▶ _Data in this exercise_
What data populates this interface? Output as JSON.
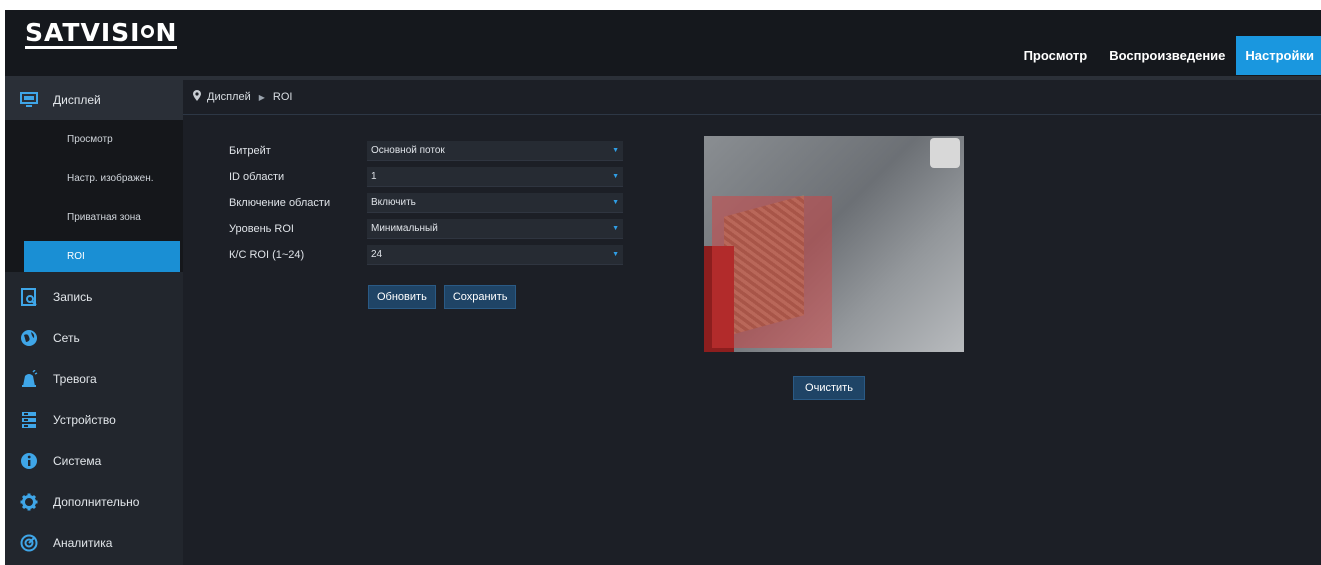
{
  "header": {
    "logo": "SATVISION",
    "logo_parts": [
      "SAT",
      "VISI",
      "N"
    ],
    "nav": [
      {
        "label": "Просмотр",
        "active": false
      },
      {
        "label": "Воспроизведение",
        "active": false
      },
      {
        "label": "Настройки",
        "active": true
      }
    ]
  },
  "sidebar": {
    "display": {
      "label": "Дисплей",
      "icon": "monitor-icon",
      "items": [
        {
          "label": "Просмотр",
          "active": false
        },
        {
          "label": "Настр. изображен.",
          "active": false
        },
        {
          "label": "Приватная зона",
          "active": false
        },
        {
          "label": "ROI",
          "active": true
        }
      ]
    },
    "groups": [
      {
        "label": "Запись",
        "icon": "record-icon"
      },
      {
        "label": "Сеть",
        "icon": "globe-icon"
      },
      {
        "label": "Тревога",
        "icon": "alarm-icon"
      },
      {
        "label": "Устройство",
        "icon": "storage-icon"
      },
      {
        "label": "Система",
        "icon": "info-icon"
      },
      {
        "label": "Дополнительно",
        "icon": "gear-icon"
      },
      {
        "label": "Аналитика",
        "icon": "analytics-icon"
      }
    ]
  },
  "breadcrumb": {
    "section": "Дисплей",
    "page": "ROI"
  },
  "form": {
    "bitrate": {
      "label": "Битрейт",
      "value": "Основной поток"
    },
    "area_id": {
      "label": "ID области",
      "value": "1"
    },
    "area_enable": {
      "label": "Включение области",
      "value": "Включить"
    },
    "roi_level": {
      "label": "Уровень ROI",
      "value": "Минимальный"
    },
    "kc_roi": {
      "label": "К/С ROI (1~24)",
      "value": "24"
    }
  },
  "buttons": {
    "refresh": "Обновить",
    "save": "Сохранить",
    "clear": "Очистить"
  },
  "colors": {
    "accent": "#1a97df",
    "roi": "#e03c3c"
  }
}
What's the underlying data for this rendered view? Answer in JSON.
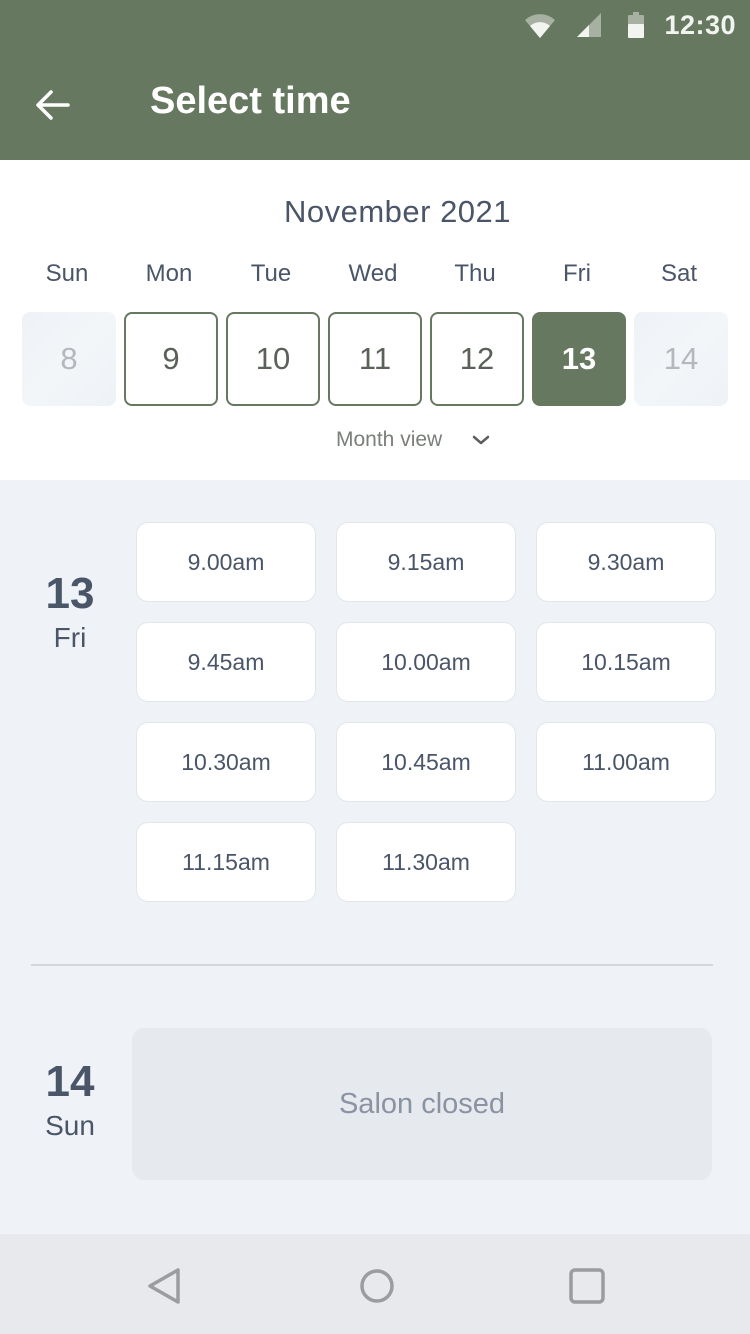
{
  "status_bar": {
    "time": "12:30",
    "icons": [
      "wifi-icon",
      "cellular-signal-icon",
      "battery-icon"
    ]
  },
  "app_bar": {
    "back_icon": "arrow-left-icon",
    "title": "Select time"
  },
  "calendar": {
    "month": "November 2021",
    "weekdays": [
      "Sun",
      "Mon",
      "Tue",
      "Wed",
      "Thu",
      "Fri",
      "Sat"
    ],
    "days": [
      {
        "label": "8",
        "state": "disabled"
      },
      {
        "label": "9",
        "state": "available"
      },
      {
        "label": "10",
        "state": "available"
      },
      {
        "label": "11",
        "state": "available"
      },
      {
        "label": "12",
        "state": "available"
      },
      {
        "label": "13",
        "state": "selected"
      },
      {
        "label": "14",
        "state": "disabled"
      }
    ],
    "month_view_label": "Month view",
    "month_view_icon": "chevron-down-icon"
  },
  "schedule": [
    {
      "day_number": "13",
      "day_name": "Fri",
      "slots": [
        "9.00am",
        "9.15am",
        "9.30am",
        "9.45am",
        "10.00am",
        "10.15am",
        "10.30am",
        "10.45am",
        "11.00am",
        "11.15am",
        "11.30am"
      ]
    },
    {
      "day_number": "14",
      "day_name": "Sun",
      "closed_message": "Salon closed"
    }
  ],
  "colors": {
    "brand": "#677860",
    "text": "#4a5568",
    "background": "#eff3f8"
  },
  "nav_bar": {
    "icons": [
      "nav-back-icon",
      "nav-home-icon",
      "nav-recents-icon"
    ]
  }
}
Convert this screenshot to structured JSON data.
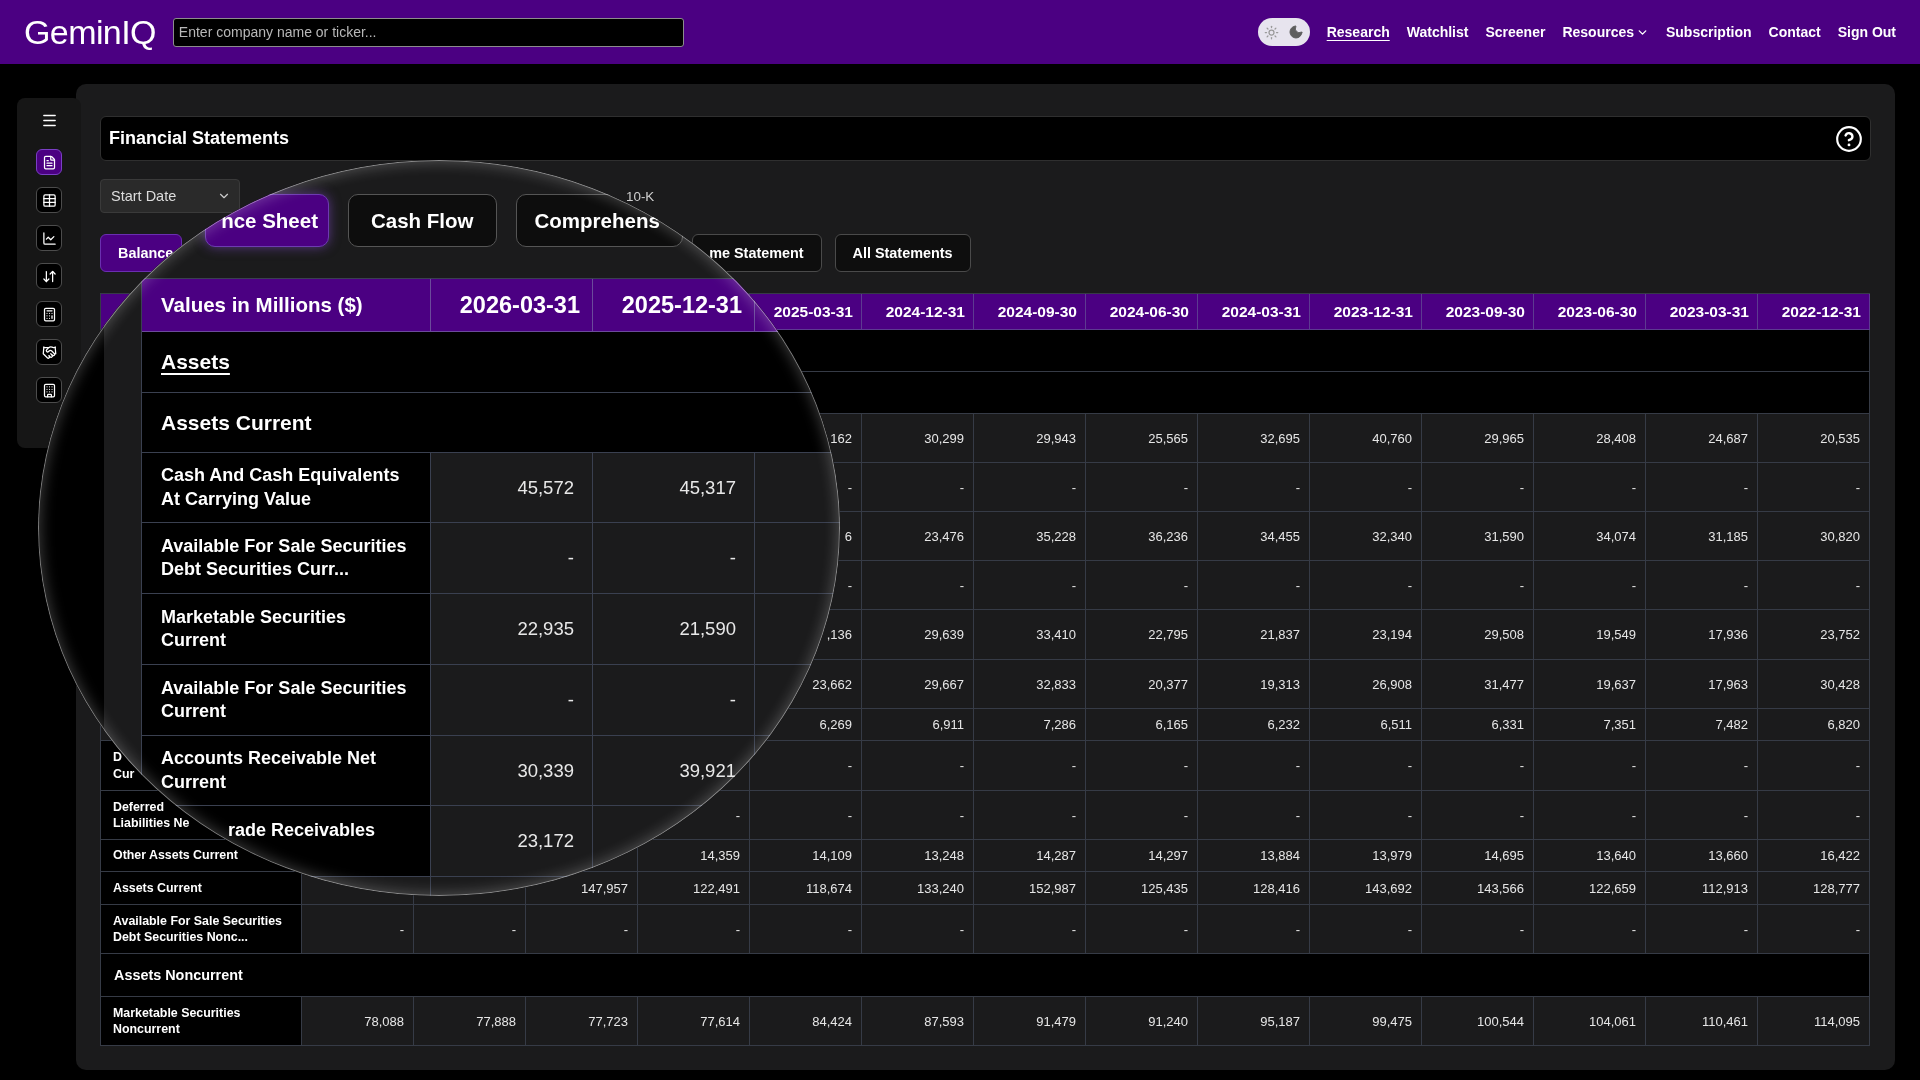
{
  "top_bar": {
    "logo": "GeminIQ",
    "search": {
      "placeholder": "Enter company name or ticker..."
    },
    "theme_toggle": {
      "dark": true
    },
    "nav": [
      {
        "label": "Research",
        "kind": "link",
        "selected": true
      },
      {
        "label": "Watchlist",
        "kind": "link",
        "selected": false
      },
      {
        "label": "Screener",
        "kind": "link",
        "selected": false
      },
      {
        "label": "Resources",
        "kind": "dropdown",
        "selected": false
      },
      {
        "label": "Subscription",
        "kind": "link",
        "selected": false
      },
      {
        "label": "Contact",
        "kind": "link",
        "selected": false
      },
      {
        "label": "Sign Out",
        "kind": "link",
        "selected": false
      }
    ]
  },
  "sidebar": {
    "items": [
      {
        "kind": "menu",
        "selected": false
      },
      {
        "kind": "page",
        "selected": true
      },
      {
        "kind": "page",
        "selected": false
      },
      {
        "kind": "page",
        "selected": false
      },
      {
        "kind": "page",
        "selected": false
      },
      {
        "kind": "page",
        "selected": false
      },
      {
        "kind": "page",
        "selected": false
      },
      {
        "kind": "page",
        "selected": false
      }
    ]
  },
  "panel": {
    "title": "Financial Statements",
    "start_date_select": {
      "label": "Start Date"
    },
    "filing_option": {
      "label": "10-K"
    },
    "statement_buttons": [
      {
        "label": "Balance",
        "selected": true
      },
      {
        "label": "me Statement",
        "selected": false
      },
      {
        "label": "All Statements",
        "selected": false
      }
    ],
    "table": {
      "columns": [
        "2025-03-31",
        "2024-12-31",
        "2024-09-30",
        "2024-06-30",
        "2024-03-31",
        "2023-12-31",
        "2023-09-30",
        "2023-06-30",
        "2023-03-31",
        "2022-12-31"
      ],
      "rows": [
        {
          "kind": "section"
        },
        {
          "kind": "section"
        },
        {
          "kind": "data",
          "cells": [
            "162",
            "30,299",
            "29,943",
            "25,565",
            "32,695",
            "40,760",
            "29,965",
            "28,408",
            "24,687",
            "20,535"
          ]
        },
        {
          "kind": "data",
          "cells": [
            "-",
            "-",
            "-",
            "-",
            "-",
            "-",
            "-",
            "-",
            "-",
            "-"
          ]
        },
        {
          "kind": "data",
          "cells": [
            "6",
            "23,476",
            "35,228",
            "36,236",
            "34,455",
            "32,340",
            "31,590",
            "34,074",
            "31,185",
            "30,820"
          ]
        },
        {
          "kind": "data",
          "cells": [
            "-",
            "-",
            "-",
            "-",
            "-",
            "-",
            "-",
            "-",
            "-",
            "-"
          ]
        },
        {
          "kind": "data",
          "cells": [
            ",136",
            "29,639",
            "33,410",
            "22,795",
            "21,837",
            "23,194",
            "29,508",
            "19,549",
            "17,936",
            "23,752"
          ]
        },
        {
          "kind": "data",
          "cells": [
            "23,662",
            "29,667",
            "32,833",
            "20,377",
            "19,313",
            "26,908",
            "31,477",
            "19,637",
            "17,963",
            "30,428"
          ]
        },
        {
          "kind": "data",
          "cells": [
            "6,269",
            "6,911",
            "7,286",
            "6,165",
            "6,232",
            "6,511",
            "6,331",
            "7,351",
            "7,482",
            "6,820"
          ]
        },
        {
          "kind": "data",
          "label_lines": [
            "D",
            "Cur"
          ],
          "cells": [
            "-",
            "-",
            "-",
            "-",
            "-",
            "-",
            "-",
            "-",
            "-",
            "-"
          ]
        },
        {
          "kind": "data",
          "label_lines": [
            "Deferred",
            "Liabilities Ne"
          ],
          "cells": [
            "-",
            "-",
            "-",
            "-",
            "-",
            "-",
            "-",
            "-",
            "-",
            "-",
            "-"
          ]
        },
        {
          "kind": "data",
          "label_lines": [
            "Other Assets Current"
          ],
          "cells": [
            "14,359",
            "14,109",
            "13,248",
            "14,287",
            "14,297",
            "13,884",
            "13,979",
            "14,695",
            "13,640",
            "13,660",
            "16,422"
          ]
        },
        {
          "kind": "data",
          "label_lines": [
            "Assets Current"
          ],
          "cells": [
            "147,957",
            "122,491",
            "118,674",
            "133,240",
            "152,987",
            "125,435",
            "128,416",
            "143,692",
            "143,566",
            "122,659",
            "112,913",
            "128,777"
          ]
        },
        {
          "kind": "data",
          "label_lines": [
            "Available For Sale Securities",
            "Debt Securities Nonc..."
          ],
          "cells": [
            "-",
            "-",
            "-",
            "-",
            "-",
            "-",
            "-",
            "-",
            "-",
            "-",
            "-",
            "-",
            "-",
            "-"
          ]
        },
        {
          "kind": "section",
          "label": "Assets Noncurrent"
        },
        {
          "kind": "data",
          "label_lines": [
            "Marketable Securities",
            "Noncurrent"
          ],
          "cells": [
            "78,088",
            "77,888",
            "77,723",
            "77,614",
            "84,424",
            "87,593",
            "91,479",
            "91,240",
            "95,187",
            "99,475",
            "100,544",
            "104,061",
            "110,461",
            "114,095"
          ]
        }
      ]
    }
  },
  "magnifier": {
    "buttons": [
      {
        "label": "nce Sheet",
        "selected": true
      },
      {
        "label": "Cash Flow",
        "selected": false
      },
      {
        "label": "Comprehens",
        "selected": false
      }
    ],
    "table": {
      "columns": [
        "Values in Millions ($)",
        "2026-03-31",
        "2025-12-31"
      ],
      "rows": [
        {
          "kind": "heading",
          "label": "Assets"
        },
        {
          "kind": "section",
          "label": "Assets Current"
        },
        {
          "kind": "data",
          "label_lines": [
            "Cash And Cash Equivalents",
            "At Carrying Value"
          ],
          "cells": [
            "45,572",
            "45,317"
          ]
        },
        {
          "kind": "data",
          "label_lines": [
            "Available For Sale Securities",
            "Debt Securities Curr..."
          ],
          "cells": [
            "-",
            "-"
          ]
        },
        {
          "kind": "data",
          "label_lines": [
            "Marketable Securities",
            "Current"
          ],
          "cells": [
            "22,935",
            "21,590"
          ]
        },
        {
          "kind": "data",
          "label_lines": [
            "Available For Sale Securities",
            "Current"
          ],
          "cells": [
            "-",
            "-"
          ]
        },
        {
          "kind": "data",
          "label_lines": [
            "Accounts Receivable Net",
            "Current"
          ],
          "cells": [
            "30,339",
            "39,921"
          ]
        },
        {
          "kind": "data",
          "label_lines": [
            "rade Receivables"
          ],
          "cells": [
            "23,172"
          ]
        }
      ]
    }
  }
}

▶ _To do_
Report the number of lines that include the string "Noncurrent"; return nothing but the count.

▶ _Worked solution_
2